WHAT TO DO >>
Retype the material word for word.

--- BEGIN ---

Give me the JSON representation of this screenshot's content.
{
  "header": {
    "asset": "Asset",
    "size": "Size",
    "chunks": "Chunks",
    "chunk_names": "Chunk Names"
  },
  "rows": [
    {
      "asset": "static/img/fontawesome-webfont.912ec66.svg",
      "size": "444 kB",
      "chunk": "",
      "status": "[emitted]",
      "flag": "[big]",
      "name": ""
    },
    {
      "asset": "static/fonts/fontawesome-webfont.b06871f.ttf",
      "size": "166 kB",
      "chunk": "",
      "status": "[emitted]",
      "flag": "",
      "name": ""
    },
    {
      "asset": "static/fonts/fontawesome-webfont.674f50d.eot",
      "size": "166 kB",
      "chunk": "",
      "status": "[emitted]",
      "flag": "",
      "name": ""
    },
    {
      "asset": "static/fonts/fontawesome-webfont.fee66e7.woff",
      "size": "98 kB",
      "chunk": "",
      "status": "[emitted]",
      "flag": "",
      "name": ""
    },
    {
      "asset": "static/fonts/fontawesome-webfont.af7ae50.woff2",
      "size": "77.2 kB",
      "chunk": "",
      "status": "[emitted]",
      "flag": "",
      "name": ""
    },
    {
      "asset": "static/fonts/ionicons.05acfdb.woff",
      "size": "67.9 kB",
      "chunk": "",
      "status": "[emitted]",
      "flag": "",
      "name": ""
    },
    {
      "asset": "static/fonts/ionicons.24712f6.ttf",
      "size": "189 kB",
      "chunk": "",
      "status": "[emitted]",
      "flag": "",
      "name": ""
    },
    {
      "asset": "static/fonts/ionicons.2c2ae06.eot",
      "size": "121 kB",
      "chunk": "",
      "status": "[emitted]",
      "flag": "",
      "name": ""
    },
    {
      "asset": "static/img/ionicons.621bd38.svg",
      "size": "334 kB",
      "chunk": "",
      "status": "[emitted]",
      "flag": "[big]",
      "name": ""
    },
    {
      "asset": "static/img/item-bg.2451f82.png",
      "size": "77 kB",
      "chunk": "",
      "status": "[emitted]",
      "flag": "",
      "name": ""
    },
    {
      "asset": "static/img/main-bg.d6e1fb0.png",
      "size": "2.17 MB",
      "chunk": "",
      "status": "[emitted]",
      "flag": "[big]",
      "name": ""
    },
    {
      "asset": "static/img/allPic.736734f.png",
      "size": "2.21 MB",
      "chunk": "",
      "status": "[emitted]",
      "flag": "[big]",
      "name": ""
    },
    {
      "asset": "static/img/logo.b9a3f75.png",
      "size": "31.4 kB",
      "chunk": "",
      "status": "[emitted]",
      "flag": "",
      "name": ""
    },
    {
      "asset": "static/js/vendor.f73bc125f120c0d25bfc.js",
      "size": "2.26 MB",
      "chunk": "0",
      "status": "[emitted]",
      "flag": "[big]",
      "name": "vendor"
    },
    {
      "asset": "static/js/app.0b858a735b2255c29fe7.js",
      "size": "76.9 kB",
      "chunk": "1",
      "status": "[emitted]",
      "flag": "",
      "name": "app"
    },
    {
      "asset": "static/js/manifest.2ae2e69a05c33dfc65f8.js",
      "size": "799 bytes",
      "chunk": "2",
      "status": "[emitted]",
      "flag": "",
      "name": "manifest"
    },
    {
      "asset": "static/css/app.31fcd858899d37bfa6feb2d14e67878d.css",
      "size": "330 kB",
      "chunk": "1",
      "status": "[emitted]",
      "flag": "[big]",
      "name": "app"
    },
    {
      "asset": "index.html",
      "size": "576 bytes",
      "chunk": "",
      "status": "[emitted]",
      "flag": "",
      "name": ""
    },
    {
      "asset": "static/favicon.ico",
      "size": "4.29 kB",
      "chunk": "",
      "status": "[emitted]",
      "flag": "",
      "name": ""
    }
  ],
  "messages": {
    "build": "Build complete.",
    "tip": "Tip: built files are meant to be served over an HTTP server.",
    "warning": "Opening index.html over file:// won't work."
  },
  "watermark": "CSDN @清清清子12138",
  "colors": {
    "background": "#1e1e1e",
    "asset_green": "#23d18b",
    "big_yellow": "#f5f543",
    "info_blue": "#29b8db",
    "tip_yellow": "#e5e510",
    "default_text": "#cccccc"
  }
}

--- END ---

RESPONSE >>
Give me the JSON representation of this screenshot's content.
{
  "header": {
    "asset": "Asset",
    "size": "Size",
    "chunks": "Chunks",
    "chunk_names": "Chunk Names"
  },
  "rows": [
    {
      "asset": "static/img/fontawesome-webfont.912ec66.svg",
      "size": "444 kB",
      "chunk": "",
      "status": "[emitted]",
      "flag": "[big]",
      "name": ""
    },
    {
      "asset": "static/fonts/fontawesome-webfont.b06871f.ttf",
      "size": "166 kB",
      "chunk": "",
      "status": "[emitted]",
      "flag": "",
      "name": ""
    },
    {
      "asset": "static/fonts/fontawesome-webfont.674f50d.eot",
      "size": "166 kB",
      "chunk": "",
      "status": "[emitted]",
      "flag": "",
      "name": ""
    },
    {
      "asset": "static/fonts/fontawesome-webfont.fee66e7.woff",
      "size": "98 kB",
      "chunk": "",
      "status": "[emitted]",
      "flag": "",
      "name": ""
    },
    {
      "asset": "static/fonts/fontawesome-webfont.af7ae50.woff2",
      "size": "77.2 kB",
      "chunk": "",
      "status": "[emitted]",
      "flag": "",
      "name": ""
    },
    {
      "asset": "static/fonts/ionicons.05acfdb.woff",
      "size": "67.9 kB",
      "chunk": "",
      "status": "[emitted]",
      "flag": "",
      "name": ""
    },
    {
      "asset": "static/fonts/ionicons.24712f6.ttf",
      "size": "189 kB",
      "chunk": "",
      "status": "[emitted]",
      "flag": "",
      "name": ""
    },
    {
      "asset": "static/fonts/ionicons.2c2ae06.eot",
      "size": "121 kB",
      "chunk": "",
      "status": "[emitted]",
      "flag": "",
      "name": ""
    },
    {
      "asset": "static/img/ionicons.621bd38.svg",
      "size": "334 kB",
      "chunk": "",
      "status": "[emitted]",
      "flag": "[big]",
      "name": ""
    },
    {
      "asset": "static/img/item-bg.2451f82.png",
      "size": "77 kB",
      "chunk": "",
      "status": "[emitted]",
      "flag": "",
      "name": ""
    },
    {
      "asset": "static/img/main-bg.d6e1fb0.png",
      "size": "2.17 MB",
      "chunk": "",
      "status": "[emitted]",
      "flag": "[big]",
      "name": ""
    },
    {
      "asset": "static/img/allPic.736734f.png",
      "size": "2.21 MB",
      "chunk": "",
      "status": "[emitted]",
      "flag": "[big]",
      "name": ""
    },
    {
      "asset": "static/img/logo.b9a3f75.png",
      "size": "31.4 kB",
      "chunk": "",
      "status": "[emitted]",
      "flag": "",
      "name": ""
    },
    {
      "asset": "static/js/vendor.f73bc125f120c0d25bfc.js",
      "size": "2.26 MB",
      "chunk": "0",
      "status": "[emitted]",
      "flag": "[big]",
      "name": "vendor"
    },
    {
      "asset": "static/js/app.0b858a735b2255c29fe7.js",
      "size": "76.9 kB",
      "chunk": "1",
      "status": "[emitted]",
      "flag": "",
      "name": "app"
    },
    {
      "asset": "static/js/manifest.2ae2e69a05c33dfc65f8.js",
      "size": "799 bytes",
      "chunk": "2",
      "status": "[emitted]",
      "flag": "",
      "name": "manifest"
    },
    {
      "asset": "static/css/app.31fcd858899d37bfa6feb2d14e67878d.css",
      "size": "330 kB",
      "chunk": "1",
      "status": "[emitted]",
      "flag": "[big]",
      "name": "app"
    },
    {
      "asset": "index.html",
      "size": "576 bytes",
      "chunk": "",
      "status": "[emitted]",
      "flag": "",
      "name": ""
    },
    {
      "asset": "static/favicon.ico",
      "size": "4.29 kB",
      "chunk": "",
      "status": "[emitted]",
      "flag": "",
      "name": ""
    }
  ],
  "messages": {
    "build": "Build complete.",
    "tip": "Tip: built files are meant to be served over an HTTP server.",
    "warning": "Opening index.html over file:// won't work."
  },
  "watermark": "CSDN @清清清子12138",
  "colors": {
    "background": "#1e1e1e",
    "asset_green": "#23d18b",
    "big_yellow": "#f5f543",
    "info_blue": "#29b8db",
    "tip_yellow": "#e5e510",
    "default_text": "#cccccc"
  }
}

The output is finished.